▶ _Goal_
Extract each line bearing the word "rotation".

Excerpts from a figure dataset

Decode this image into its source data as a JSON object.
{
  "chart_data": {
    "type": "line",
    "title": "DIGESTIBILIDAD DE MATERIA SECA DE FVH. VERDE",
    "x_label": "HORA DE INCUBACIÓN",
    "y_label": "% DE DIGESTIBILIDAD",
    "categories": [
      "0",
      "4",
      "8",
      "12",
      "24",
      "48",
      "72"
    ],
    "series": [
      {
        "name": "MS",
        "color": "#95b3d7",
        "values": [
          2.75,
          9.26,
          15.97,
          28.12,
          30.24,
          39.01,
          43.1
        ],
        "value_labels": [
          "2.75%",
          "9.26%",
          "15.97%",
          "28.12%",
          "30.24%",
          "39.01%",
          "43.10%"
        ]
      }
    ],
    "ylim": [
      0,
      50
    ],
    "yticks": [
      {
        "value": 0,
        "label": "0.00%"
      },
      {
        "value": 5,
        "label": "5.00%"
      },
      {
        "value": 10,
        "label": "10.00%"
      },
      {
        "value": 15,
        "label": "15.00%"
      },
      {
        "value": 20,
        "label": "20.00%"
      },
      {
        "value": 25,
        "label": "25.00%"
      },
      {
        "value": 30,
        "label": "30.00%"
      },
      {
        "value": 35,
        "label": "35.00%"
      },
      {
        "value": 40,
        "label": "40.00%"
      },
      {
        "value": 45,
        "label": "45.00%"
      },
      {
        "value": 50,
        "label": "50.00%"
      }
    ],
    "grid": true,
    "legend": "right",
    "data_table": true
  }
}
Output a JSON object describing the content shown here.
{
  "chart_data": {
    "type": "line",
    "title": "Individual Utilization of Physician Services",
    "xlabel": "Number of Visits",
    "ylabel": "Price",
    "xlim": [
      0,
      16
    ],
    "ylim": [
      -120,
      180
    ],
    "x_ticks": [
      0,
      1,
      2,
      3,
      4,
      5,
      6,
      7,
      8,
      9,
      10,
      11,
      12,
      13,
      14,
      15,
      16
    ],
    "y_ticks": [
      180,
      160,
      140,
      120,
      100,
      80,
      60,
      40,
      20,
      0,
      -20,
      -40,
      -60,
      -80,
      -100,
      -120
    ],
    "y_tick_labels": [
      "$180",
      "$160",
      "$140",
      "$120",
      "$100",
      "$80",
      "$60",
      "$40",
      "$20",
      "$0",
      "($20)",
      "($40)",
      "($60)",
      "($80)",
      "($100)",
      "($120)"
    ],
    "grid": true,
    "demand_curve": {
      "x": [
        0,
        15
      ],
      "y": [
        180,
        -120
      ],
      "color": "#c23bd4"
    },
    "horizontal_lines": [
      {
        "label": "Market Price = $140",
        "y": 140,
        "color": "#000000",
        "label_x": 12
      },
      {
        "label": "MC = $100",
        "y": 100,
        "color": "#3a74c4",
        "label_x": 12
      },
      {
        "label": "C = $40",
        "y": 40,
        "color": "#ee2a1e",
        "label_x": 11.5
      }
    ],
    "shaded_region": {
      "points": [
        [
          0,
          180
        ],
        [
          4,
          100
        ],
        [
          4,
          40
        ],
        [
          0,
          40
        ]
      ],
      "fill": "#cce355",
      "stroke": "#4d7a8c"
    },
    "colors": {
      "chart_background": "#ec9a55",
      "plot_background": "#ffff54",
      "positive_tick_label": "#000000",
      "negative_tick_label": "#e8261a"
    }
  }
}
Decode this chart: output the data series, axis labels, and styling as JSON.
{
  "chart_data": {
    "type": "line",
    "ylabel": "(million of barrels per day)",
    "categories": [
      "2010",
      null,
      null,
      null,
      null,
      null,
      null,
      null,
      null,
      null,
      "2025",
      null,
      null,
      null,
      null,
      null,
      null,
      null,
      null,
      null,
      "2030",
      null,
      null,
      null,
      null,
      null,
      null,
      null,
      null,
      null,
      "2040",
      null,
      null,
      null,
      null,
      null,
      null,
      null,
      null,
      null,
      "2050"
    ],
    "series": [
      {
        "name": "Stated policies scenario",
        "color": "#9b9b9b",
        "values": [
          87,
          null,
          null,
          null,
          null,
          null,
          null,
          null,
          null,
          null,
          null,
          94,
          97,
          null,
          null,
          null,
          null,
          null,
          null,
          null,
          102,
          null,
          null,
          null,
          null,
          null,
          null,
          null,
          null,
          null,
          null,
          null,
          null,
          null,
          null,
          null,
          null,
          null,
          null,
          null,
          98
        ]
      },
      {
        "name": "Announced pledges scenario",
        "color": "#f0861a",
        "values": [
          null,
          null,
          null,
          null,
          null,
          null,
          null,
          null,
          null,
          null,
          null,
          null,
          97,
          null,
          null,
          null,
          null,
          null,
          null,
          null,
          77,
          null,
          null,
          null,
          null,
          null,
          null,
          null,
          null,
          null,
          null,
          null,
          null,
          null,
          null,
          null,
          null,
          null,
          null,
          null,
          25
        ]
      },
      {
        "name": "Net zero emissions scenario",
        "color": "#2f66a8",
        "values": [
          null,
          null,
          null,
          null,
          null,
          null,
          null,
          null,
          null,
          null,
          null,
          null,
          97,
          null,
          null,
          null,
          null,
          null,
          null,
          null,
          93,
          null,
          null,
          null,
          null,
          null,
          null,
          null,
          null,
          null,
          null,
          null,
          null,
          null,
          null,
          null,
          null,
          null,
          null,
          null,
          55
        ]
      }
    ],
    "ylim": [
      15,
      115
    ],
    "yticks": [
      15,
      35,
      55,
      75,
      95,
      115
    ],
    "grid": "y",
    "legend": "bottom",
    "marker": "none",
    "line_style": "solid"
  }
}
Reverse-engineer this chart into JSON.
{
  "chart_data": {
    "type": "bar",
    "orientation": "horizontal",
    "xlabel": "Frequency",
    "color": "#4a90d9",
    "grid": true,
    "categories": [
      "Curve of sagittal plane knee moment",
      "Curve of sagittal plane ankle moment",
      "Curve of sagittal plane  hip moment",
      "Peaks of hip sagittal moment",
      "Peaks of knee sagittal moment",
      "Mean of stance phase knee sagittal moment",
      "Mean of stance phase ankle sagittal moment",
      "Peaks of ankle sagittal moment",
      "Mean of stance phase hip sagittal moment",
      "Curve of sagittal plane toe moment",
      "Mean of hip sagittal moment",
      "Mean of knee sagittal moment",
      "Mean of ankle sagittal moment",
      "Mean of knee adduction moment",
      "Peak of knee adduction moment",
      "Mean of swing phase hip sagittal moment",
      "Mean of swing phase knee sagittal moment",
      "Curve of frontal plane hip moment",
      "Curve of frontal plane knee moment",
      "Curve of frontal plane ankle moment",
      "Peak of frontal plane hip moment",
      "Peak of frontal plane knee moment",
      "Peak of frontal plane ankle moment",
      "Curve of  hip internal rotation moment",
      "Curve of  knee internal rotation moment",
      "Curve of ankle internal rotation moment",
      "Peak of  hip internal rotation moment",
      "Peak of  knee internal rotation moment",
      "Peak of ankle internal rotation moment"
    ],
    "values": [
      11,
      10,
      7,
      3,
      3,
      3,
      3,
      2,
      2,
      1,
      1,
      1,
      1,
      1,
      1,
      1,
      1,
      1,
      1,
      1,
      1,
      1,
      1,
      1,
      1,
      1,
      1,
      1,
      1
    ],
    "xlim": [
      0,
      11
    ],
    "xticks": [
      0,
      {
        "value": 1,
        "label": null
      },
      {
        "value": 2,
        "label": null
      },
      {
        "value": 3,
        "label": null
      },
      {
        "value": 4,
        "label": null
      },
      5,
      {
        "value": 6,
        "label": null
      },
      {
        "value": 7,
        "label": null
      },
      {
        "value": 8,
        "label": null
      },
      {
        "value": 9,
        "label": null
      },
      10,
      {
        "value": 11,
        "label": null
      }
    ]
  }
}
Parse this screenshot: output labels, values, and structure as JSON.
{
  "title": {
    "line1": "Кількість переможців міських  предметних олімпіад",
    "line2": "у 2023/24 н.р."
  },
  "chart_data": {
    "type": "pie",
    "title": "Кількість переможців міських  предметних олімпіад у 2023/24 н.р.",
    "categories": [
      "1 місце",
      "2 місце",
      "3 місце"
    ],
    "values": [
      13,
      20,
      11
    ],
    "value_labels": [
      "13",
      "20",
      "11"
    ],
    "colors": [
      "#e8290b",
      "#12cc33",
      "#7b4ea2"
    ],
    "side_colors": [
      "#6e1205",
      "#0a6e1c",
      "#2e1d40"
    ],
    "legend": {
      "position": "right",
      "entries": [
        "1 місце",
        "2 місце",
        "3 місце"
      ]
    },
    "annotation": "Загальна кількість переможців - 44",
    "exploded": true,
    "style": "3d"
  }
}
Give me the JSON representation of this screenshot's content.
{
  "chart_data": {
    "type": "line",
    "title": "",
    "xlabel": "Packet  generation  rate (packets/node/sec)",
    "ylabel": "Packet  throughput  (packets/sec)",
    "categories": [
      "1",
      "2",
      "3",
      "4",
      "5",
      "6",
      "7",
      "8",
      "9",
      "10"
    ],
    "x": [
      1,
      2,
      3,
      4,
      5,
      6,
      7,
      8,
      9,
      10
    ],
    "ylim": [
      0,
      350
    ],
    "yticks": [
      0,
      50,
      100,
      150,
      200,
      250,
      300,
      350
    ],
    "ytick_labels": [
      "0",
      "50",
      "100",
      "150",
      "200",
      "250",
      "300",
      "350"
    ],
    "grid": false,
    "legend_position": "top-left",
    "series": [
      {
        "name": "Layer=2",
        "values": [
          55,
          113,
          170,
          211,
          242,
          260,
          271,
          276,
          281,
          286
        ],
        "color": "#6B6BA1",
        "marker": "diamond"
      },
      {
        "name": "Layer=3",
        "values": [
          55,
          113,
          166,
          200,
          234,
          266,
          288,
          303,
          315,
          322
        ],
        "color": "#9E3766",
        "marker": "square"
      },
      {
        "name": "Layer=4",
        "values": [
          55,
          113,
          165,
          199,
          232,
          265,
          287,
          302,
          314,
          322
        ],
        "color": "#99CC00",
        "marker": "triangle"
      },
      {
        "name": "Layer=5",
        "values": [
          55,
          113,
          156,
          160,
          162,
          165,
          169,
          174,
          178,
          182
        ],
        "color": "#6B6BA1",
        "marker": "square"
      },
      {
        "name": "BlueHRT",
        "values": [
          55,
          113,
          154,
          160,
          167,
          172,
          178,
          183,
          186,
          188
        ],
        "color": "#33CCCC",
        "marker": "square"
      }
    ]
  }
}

▶ _Written answer_
      "Curve of  hip internal rotation moment",
      "Curve of  knee internal rotation moment",
      "Curve of ankle internal rotation moment",
      "Peak of  hip internal rotation moment",
      "Peak of  knee internal rotation moment",
      "Peak of ankle internal rotation moment"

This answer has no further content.